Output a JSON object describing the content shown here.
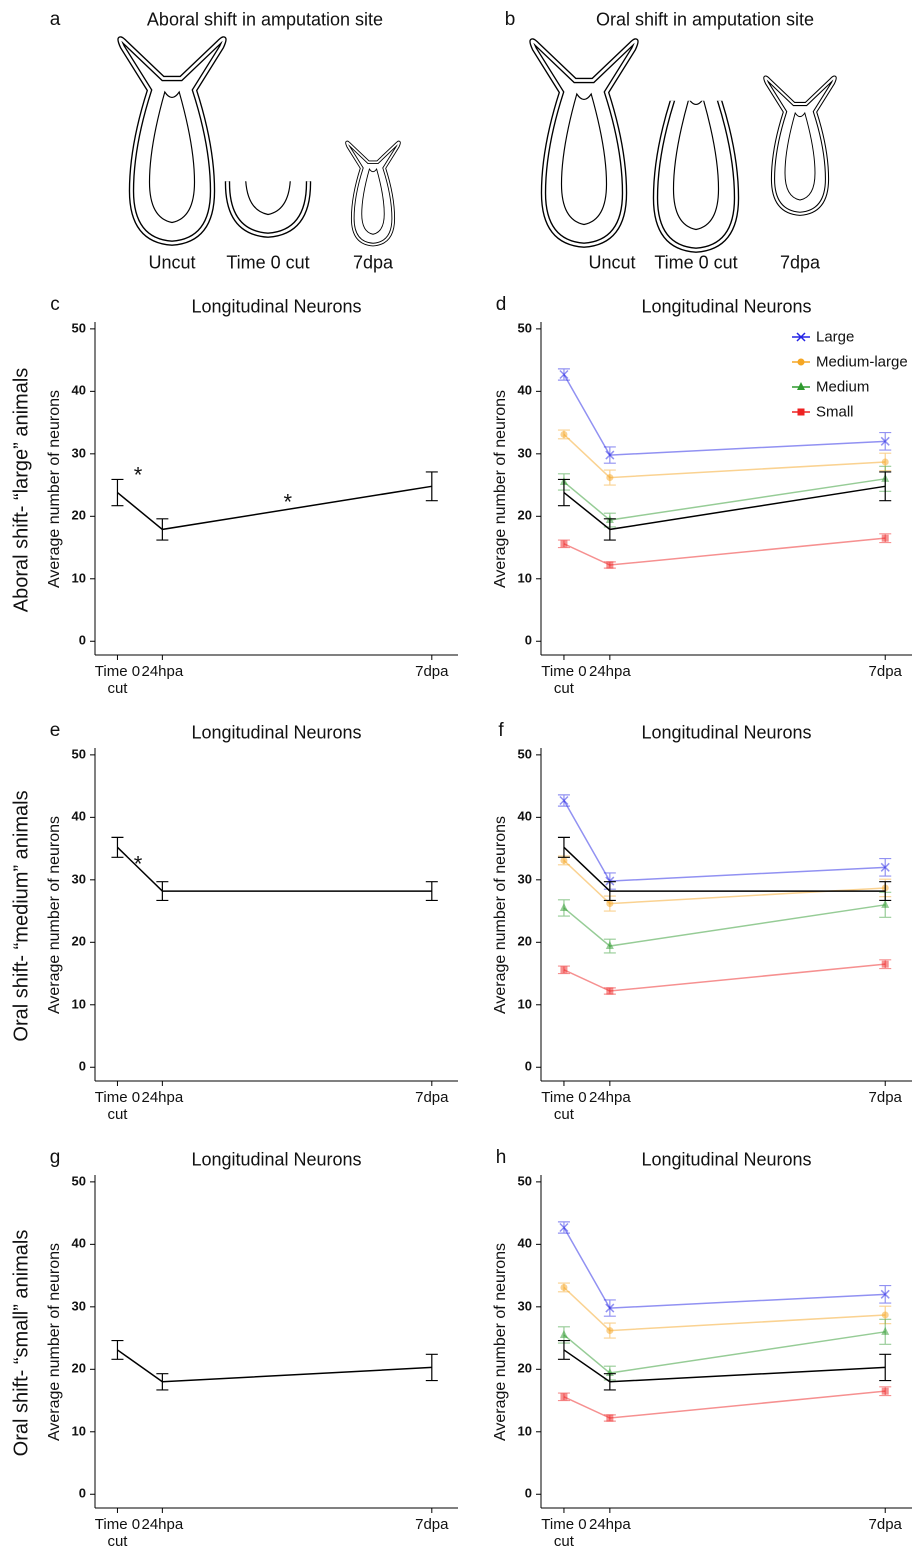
{
  "panels": [
    {
      "letter": "a",
      "title": "Aboral shift in amputation site",
      "labels": [
        "Uncut",
        "Time 0 cut",
        "7dpa"
      ]
    },
    {
      "letter": "b",
      "title": "Oral shift in amputation site",
      "labels": [
        "Uncut",
        "Time 0 cut",
        "7dpa"
      ]
    }
  ],
  "row_labels": [
    "Aboral shift- “large” animals",
    "Oral shift- “medium” animals",
    "Oral shift- “small” animals"
  ],
  "chart_data": [
    {
      "type": "line",
      "letter": "c",
      "title": "Longitudinal Neurons",
      "ylabel": "Average number of neurons",
      "x": [
        0,
        24,
        168
      ],
      "xlim": [
        -12,
        182
      ],
      "ylim": [
        -2.2,
        51.1
      ],
      "xticks": [
        {
          "value": 0,
          "label": "Time 0 cut"
        },
        {
          "value": 24,
          "label": "24hpa"
        },
        {
          "value": 168,
          "label": "7dpa"
        }
      ],
      "yticks": [
        0,
        10,
        20,
        30,
        40,
        50
      ],
      "legend": false,
      "series": [
        {
          "color": "#000000",
          "opacity": 1,
          "values": [
            23.8,
            17.9,
            24.8
          ],
          "errors": [
            2.1,
            1.7,
            2.3
          ]
        }
      ],
      "annotations": [
        {
          "text": "*",
          "x": 11,
          "y": 27.2
        },
        {
          "text": "*",
          "x": 91,
          "y": 23
        }
      ]
    },
    {
      "type": "line",
      "letter": "d",
      "title": "Longitudinal Neurons",
      "ylabel": "Average number of neurons",
      "x": [
        0,
        24,
        168
      ],
      "xlim": [
        -12,
        182
      ],
      "ylim": [
        -2.2,
        51.1
      ],
      "xticks": [
        {
          "value": 0,
          "label": "Time 0 cut"
        },
        {
          "value": 24,
          "label": "24hpa"
        },
        {
          "value": 168,
          "label": "7dpa"
        }
      ],
      "yticks": [
        0,
        10,
        20,
        30,
        40,
        50
      ],
      "legend": true,
      "series": [
        {
          "name": "Large",
          "color": "#2323e6",
          "marker": "x",
          "opacity": 0.5,
          "values": [
            42.7,
            29.8,
            32
          ],
          "errors": [
            0.9,
            1.3,
            1.4
          ]
        },
        {
          "name": "Medium-large",
          "color": "#f5a623",
          "marker": "circle",
          "opacity": 0.5,
          "values": [
            33.1,
            26.2,
            28.7
          ],
          "errors": [
            0.7,
            1.2,
            1.4
          ]
        },
        {
          "name": "Medium",
          "color": "#2e9a2e",
          "marker": "triangle",
          "opacity": 0.5,
          "values": [
            25.5,
            19.4,
            26
          ],
          "errors": [
            1.3,
            1.1,
            2
          ]
        },
        {
          "name": "Small",
          "color": "#ee2222",
          "marker": "square",
          "opacity": 0.5,
          "values": [
            15.6,
            12.2,
            16.5
          ],
          "errors": [
            0.6,
            0.5,
            0.7
          ]
        },
        {
          "color": "#000000",
          "opacity": 1,
          "values": [
            23.8,
            17.9,
            24.8
          ],
          "errors": [
            2.1,
            1.7,
            2.3
          ]
        }
      ]
    },
    {
      "type": "line",
      "letter": "e",
      "title": "Longitudinal Neurons",
      "ylabel": "Average number of neurons",
      "x": [
        0,
        24,
        168
      ],
      "xlim": [
        -12,
        182
      ],
      "ylim": [
        -2.2,
        51.1
      ],
      "xticks": [
        {
          "value": 0,
          "label": "Time 0 cut"
        },
        {
          "value": 24,
          "label": "24hpa"
        },
        {
          "value": 168,
          "label": "7dpa"
        }
      ],
      "yticks": [
        0,
        10,
        20,
        30,
        40,
        50
      ],
      "legend": false,
      "series": [
        {
          "color": "#000000",
          "opacity": 1,
          "values": [
            35.2,
            28.2,
            28.2
          ],
          "errors": [
            1.6,
            1.5,
            1.5
          ]
        }
      ],
      "annotations": [
        {
          "text": "*",
          "x": 11,
          "y": 33.2
        }
      ]
    },
    {
      "type": "line",
      "letter": "f",
      "title": "Longitudinal Neurons",
      "ylabel": "Average number of neurons",
      "x": [
        0,
        24,
        168
      ],
      "xlim": [
        -12,
        182
      ],
      "ylim": [
        -2.2,
        51.1
      ],
      "xticks": [
        {
          "value": 0,
          "label": "Time 0 cut"
        },
        {
          "value": 24,
          "label": "24hpa"
        },
        {
          "value": 168,
          "label": "7dpa"
        }
      ],
      "yticks": [
        0,
        10,
        20,
        30,
        40,
        50
      ],
      "legend": false,
      "series": [
        {
          "name": "Large",
          "color": "#2323e6",
          "marker": "x",
          "opacity": 0.5,
          "values": [
            42.7,
            29.8,
            32
          ],
          "errors": [
            0.9,
            1.3,
            1.4
          ]
        },
        {
          "name": "Medium-large",
          "color": "#f5a623",
          "marker": "circle",
          "opacity": 0.5,
          "values": [
            33.1,
            26.2,
            28.7
          ],
          "errors": [
            0.7,
            1.2,
            1.4
          ]
        },
        {
          "name": "Medium",
          "color": "#2e9a2e",
          "marker": "triangle",
          "opacity": 0.5,
          "values": [
            25.5,
            19.4,
            26
          ],
          "errors": [
            1.3,
            1.1,
            2
          ]
        },
        {
          "name": "Small",
          "color": "#ee2222",
          "marker": "square",
          "opacity": 0.5,
          "values": [
            15.6,
            12.2,
            16.5
          ],
          "errors": [
            0.6,
            0.5,
            0.7
          ]
        },
        {
          "color": "#000000",
          "opacity": 1,
          "values": [
            35.2,
            28.2,
            28.2
          ],
          "errors": [
            1.6,
            1.5,
            1.5
          ]
        }
      ]
    },
    {
      "type": "line",
      "letter": "g",
      "title": "Longitudinal Neurons",
      "ylabel": "Average number of neurons",
      "x": [
        0,
        24,
        168
      ],
      "xlim": [
        -12,
        182
      ],
      "ylim": [
        -2.2,
        51.1
      ],
      "xticks": [
        {
          "value": 0,
          "label": "Time 0 cut"
        },
        {
          "value": 24,
          "label": "24hpa"
        },
        {
          "value": 168,
          "label": "7dpa"
        }
      ],
      "yticks": [
        0,
        10,
        20,
        30,
        40,
        50
      ],
      "legend": false,
      "series": [
        {
          "color": "#000000",
          "opacity": 1,
          "values": [
            23.1,
            18,
            20.3
          ],
          "errors": [
            1.5,
            1.3,
            2.1
          ]
        }
      ]
    },
    {
      "type": "line",
      "letter": "h",
      "title": "Longitudinal Neurons",
      "ylabel": "Average number of neurons",
      "x": [
        0,
        24,
        168
      ],
      "xlim": [
        -12,
        182
      ],
      "ylim": [
        -2.2,
        51.1
      ],
      "xticks": [
        {
          "value": 0,
          "label": "Time 0 cut"
        },
        {
          "value": 24,
          "label": "24hpa"
        },
        {
          "value": 168,
          "label": "7dpa"
        }
      ],
      "yticks": [
        0,
        10,
        20,
        30,
        40,
        50
      ],
      "legend": false,
      "series": [
        {
          "name": "Large",
          "color": "#2323e6",
          "marker": "x",
          "opacity": 0.5,
          "values": [
            42.7,
            29.8,
            32
          ],
          "errors": [
            0.9,
            1.3,
            1.4
          ]
        },
        {
          "name": "Medium-large",
          "color": "#f5a623",
          "marker": "circle",
          "opacity": 0.5,
          "values": [
            33.1,
            26.2,
            28.7
          ],
          "errors": [
            0.7,
            1.2,
            1.4
          ]
        },
        {
          "name": "Medium",
          "color": "#2e9a2e",
          "marker": "triangle",
          "opacity": 0.5,
          "values": [
            25.5,
            19.4,
            26
          ],
          "errors": [
            1.3,
            1.1,
            2
          ]
        },
        {
          "name": "Small",
          "color": "#ee2222",
          "marker": "square",
          "opacity": 0.5,
          "values": [
            15.6,
            12.2,
            16.5
          ],
          "errors": [
            0.6,
            0.5,
            0.7
          ]
        },
        {
          "color": "#000000",
          "opacity": 1,
          "values": [
            23.1,
            18,
            20.3
          ],
          "errors": [
            1.5,
            1.3,
            2.1
          ]
        }
      ]
    }
  ]
}
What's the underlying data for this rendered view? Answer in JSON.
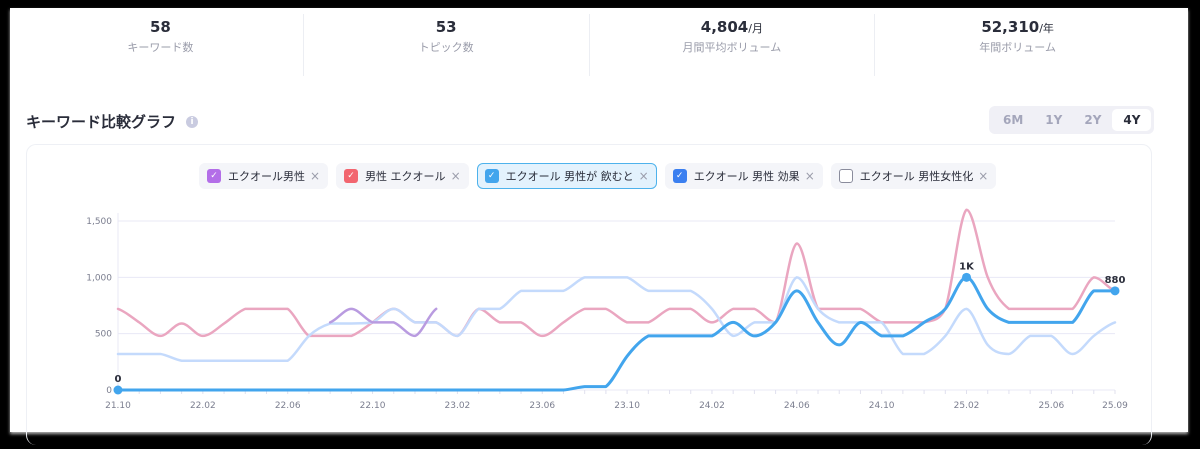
{
  "stats": [
    {
      "value": "58",
      "unit": "",
      "label": "キーワード数"
    },
    {
      "value": "53",
      "unit": "",
      "label": "トピック数"
    },
    {
      "value": "4,804",
      "unit": "/月",
      "label": "月間平均ボリューム"
    },
    {
      "value": "52,310",
      "unit": "/年",
      "label": "年間ボリューム"
    }
  ],
  "section": {
    "title": "キーワード比較グラフ",
    "info_icon": "i"
  },
  "range_tabs": [
    {
      "label": "6M",
      "active": false
    },
    {
      "label": "1Y",
      "active": false
    },
    {
      "label": "2Y",
      "active": false
    },
    {
      "label": "4Y",
      "active": true
    }
  ],
  "legend": [
    {
      "label": "エクオール男性",
      "checked": true,
      "color": "#b36ee8",
      "close": "×"
    },
    {
      "label": "男性 エクオール",
      "checked": true,
      "color": "#f2656f",
      "close": "×"
    },
    {
      "label": "エクオール 男性が 飲むと",
      "checked": true,
      "color": "#42a5ed",
      "close": "×",
      "highlighted": true
    },
    {
      "label": "エクオール 男性 効果",
      "checked": true,
      "color": "#3b7ff0",
      "close": "×"
    },
    {
      "label": "エクオール 男性女性化",
      "checked": false,
      "color": "#8a8c9c",
      "close": "×"
    }
  ],
  "chart_data": {
    "type": "line",
    "title": "キーワード比較グラフ",
    "xlabel": "",
    "ylabel": "",
    "ylim": [
      0,
      1600
    ],
    "yticks": [
      0,
      500,
      1000,
      1500
    ],
    "ytick_labels": [
      "0",
      "500",
      "1,000",
      "1,500"
    ],
    "xtick_labels": [
      "21.10",
      "22.02",
      "22.06",
      "22.10",
      "23.02",
      "23.06",
      "23.10",
      "24.02",
      "24.06",
      "24.10",
      "25.02",
      "25.06",
      "25.09"
    ],
    "x": [
      "21.10",
      "21.11",
      "21.12",
      "22.01",
      "22.02",
      "22.03",
      "22.04",
      "22.05",
      "22.06",
      "22.07",
      "22.08",
      "22.09",
      "22.10",
      "22.11",
      "22.12",
      "23.01",
      "23.02",
      "23.03",
      "23.04",
      "23.05",
      "23.06",
      "23.07",
      "23.08",
      "23.09",
      "23.10",
      "23.11",
      "23.12",
      "24.01",
      "24.02",
      "24.03",
      "24.04",
      "24.05",
      "24.06",
      "24.07",
      "24.08",
      "24.09",
      "24.10",
      "24.11",
      "24.12",
      "25.01",
      "25.02",
      "25.03",
      "25.04",
      "25.05",
      "25.06",
      "25.07",
      "25.08",
      "25.09"
    ],
    "grid": true,
    "series": [
      {
        "name": "男性 エクオール",
        "color": "#eaa6c0",
        "values": [
          720,
          600,
          480,
          590,
          480,
          590,
          720,
          720,
          720,
          480,
          480,
          480,
          600,
          720,
          600,
          600,
          480,
          720,
          600,
          600,
          480,
          600,
          720,
          720,
          600,
          600,
          720,
          720,
          600,
          720,
          720,
          600,
          1300,
          720,
          720,
          720,
          600,
          600,
          600,
          720,
          1600,
          1000,
          720,
          720,
          720,
          720,
          1000,
          880
        ]
      },
      {
        "name": "エクオール 男性 効果",
        "color": "#c4dafc",
        "values": [
          320,
          320,
          320,
          260,
          260,
          260,
          260,
          260,
          260,
          480,
          590,
          590,
          600,
          720,
          600,
          600,
          480,
          720,
          720,
          880,
          880,
          880,
          1000,
          1000,
          1000,
          880,
          880,
          880,
          720,
          480,
          600,
          600,
          1000,
          720,
          600,
          600,
          600,
          320,
          320,
          480,
          720,
          400,
          320,
          480,
          480,
          320,
          480,
          600
        ]
      },
      {
        "name": "エクオール男性",
        "color": "#b99be0",
        "values": [
          null,
          null,
          null,
          null,
          null,
          null,
          null,
          null,
          null,
          null,
          600,
          720,
          600,
          600,
          480,
          720,
          null,
          null,
          null,
          null,
          null,
          null,
          null,
          null,
          null,
          null,
          null,
          null,
          null,
          null,
          null,
          null,
          null,
          null,
          null,
          null,
          null,
          null,
          null,
          null,
          null,
          null,
          null,
          null,
          null,
          null,
          null,
          null
        ]
      },
      {
        "name": "エクオール 男性が 飲むと",
        "color": "#42a5ed",
        "values": [
          0,
          0,
          0,
          0,
          0,
          0,
          0,
          0,
          0,
          0,
          0,
          0,
          0,
          0,
          0,
          0,
          0,
          0,
          0,
          0,
          0,
          0,
          30,
          30,
          300,
          480,
          480,
          480,
          480,
          600,
          480,
          600,
          880,
          600,
          400,
          600,
          480,
          480,
          600,
          720,
          1000,
          720,
          600,
          600,
          600,
          600,
          880,
          880
        ]
      }
    ],
    "annotations": [
      {
        "x": "21.10",
        "label": "0"
      },
      {
        "x": "25.02",
        "label": "1K"
      },
      {
        "x": "25.09",
        "label": "880"
      }
    ]
  }
}
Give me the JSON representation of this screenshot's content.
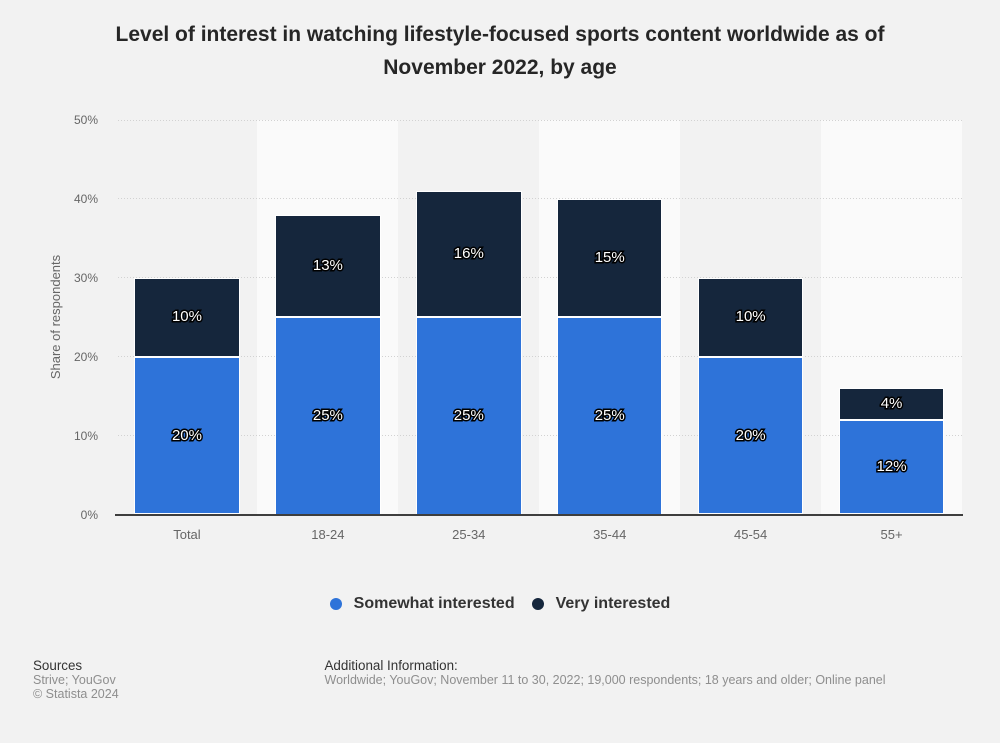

+---+

◆ Challenge:
Scan the lines for the string "content". Pick out every line that has it.

◆ Answer below:
Output a JSON object describing the content shown here.
Give me the JSON representation of this screenshot's content.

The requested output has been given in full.